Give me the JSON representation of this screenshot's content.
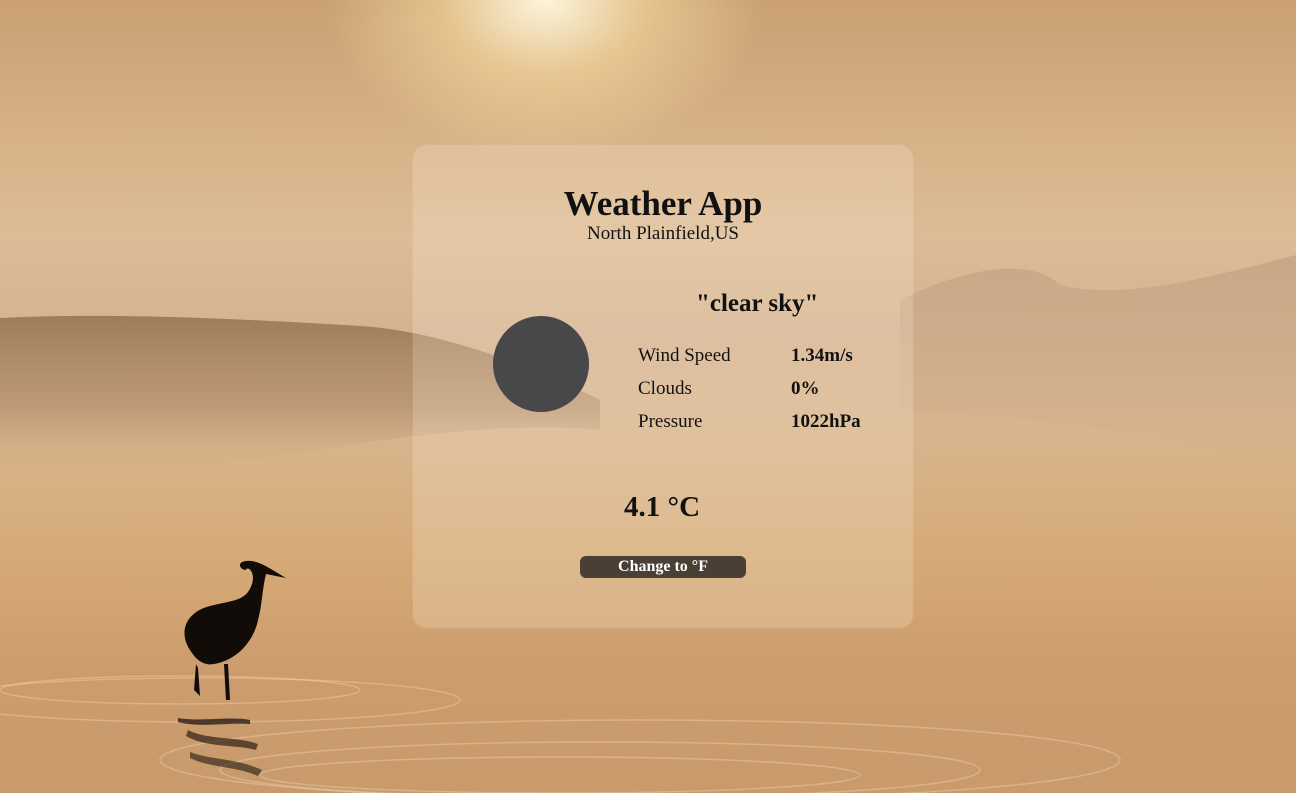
{
  "app": {
    "title": "Weather App",
    "location": "North Plainfield,US"
  },
  "weather": {
    "icon": "weather-condition-icon",
    "description": "\"clear sky\"",
    "stats": [
      {
        "label": "Wind Speed",
        "value": "1.34m/s"
      },
      {
        "label": "Clouds",
        "value": "0%"
      },
      {
        "label": "Pressure",
        "value": "1022hPa"
      }
    ],
    "temperature": "4.1 °C"
  },
  "controls": {
    "unit_toggle_label": "Change to °F"
  },
  "colors": {
    "icon_placeholder": "#48474a",
    "button_background": "#4a3f35",
    "button_text": "#ffffff"
  }
}
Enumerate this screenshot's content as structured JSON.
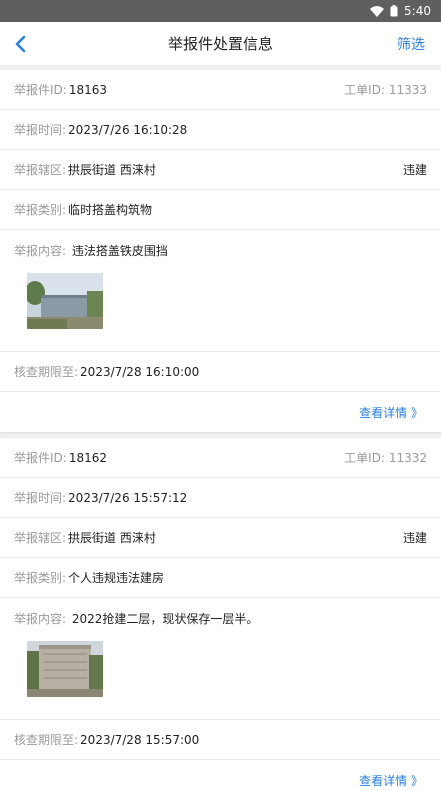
{
  "status_bar": {
    "time": "5:40",
    "wifi_icon": "wifi-icon",
    "battery_icon": "battery-icon"
  },
  "nav": {
    "back_icon": "chevron-left-icon",
    "title": "举报件处置信息",
    "filter_label": "筛选"
  },
  "labels": {
    "report_id": "举报件ID:",
    "work_order_id": "工单ID:",
    "report_time": "举报时间:",
    "district": "举报辖区:",
    "category": "举报类别:",
    "content": "举报内容:",
    "deadline": "核查期限至:",
    "detail": "查看详情 》"
  },
  "reports": [
    {
      "report_id": "18163",
      "work_order_id": "11333",
      "report_time": "2023/7/26 16:10:28",
      "district": "拱辰街道 西涞村",
      "tag": "违建",
      "category": "临时搭盖构筑物",
      "content": "违法搭盖铁皮围挡",
      "deadline": "2023/7/28 16:10:00"
    },
    {
      "report_id": "18162",
      "work_order_id": "11332",
      "report_time": "2023/7/26 15:57:12",
      "district": "拱辰街道 西涞村",
      "tag": "违建",
      "category": "个人违规违法建房",
      "content": "2022抢建二层，现状保存一层半。",
      "deadline": "2023/7/28 15:57:00"
    }
  ],
  "colors": {
    "accent": "#2a7fe0",
    "status_bar": "#5f5f5f",
    "label": "#9a9a9a"
  }
}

* * * *

(Your goal):
Make an exact copy of every entry above, minus the images.

(Complete response):
Give me the JSON representation of this screenshot's content.
{
  "app": {
    "title": "Weather App",
    "location": "North Plainfield,US"
  },
  "weather": {
    "icon": "weather-condition-icon",
    "description": "\"clear sky\"",
    "stats": [
      {
        "label": "Wind Speed",
        "value": "1.34m/s"
      },
      {
        "label": "Clouds",
        "value": "0%"
      },
      {
        "label": "Pressure",
        "value": "1022hPa"
      }
    ],
    "temperature": "4.1 °C"
  },
  "controls": {
    "unit_toggle_label": "Change to °F"
  },
  "colors": {
    "icon_placeholder": "#48474a",
    "button_background": "#4a3f35",
    "button_text": "#ffffff"
  }
}
Enumerate this screenshot's content as structured JSON.
{
  "status_bar": {
    "time": "5:40",
    "wifi_icon": "wifi-icon",
    "battery_icon": "battery-icon"
  },
  "nav": {
    "back_icon": "chevron-left-icon",
    "title": "举报件处置信息",
    "filter_label": "筛选"
  },
  "labels": {
    "report_id": "举报件ID:",
    "work_order_id": "工单ID:",
    "report_time": "举报时间:",
    "district": "举报辖区:",
    "category": "举报类别:",
    "content": "举报内容:",
    "deadline": "核查期限至:",
    "detail": "查看详情 》"
  },
  "reports": [
    {
      "report_id": "18163",
      "work_order_id": "11333",
      "report_time": "2023/7/26 16:10:28",
      "district": "拱辰街道 西涞村",
      "tag": "违建",
      "category": "临时搭盖构筑物",
      "content": "违法搭盖铁皮围挡",
      "deadline": "2023/7/28 16:10:00"
    },
    {
      "report_id": "18162",
      "work_order_id": "11332",
      "report_time": "2023/7/26 15:57:12",
      "district": "拱辰街道 西涞村",
      "tag": "违建",
      "category": "个人违规违法建房",
      "content": "2022抢建二层，现状保存一层半。",
      "deadline": "2023/7/28 15:57:00"
    }
  ],
  "colors": {
    "accent": "#2a7fe0",
    "status_bar": "#5f5f5f",
    "label": "#9a9a9a"
  }
}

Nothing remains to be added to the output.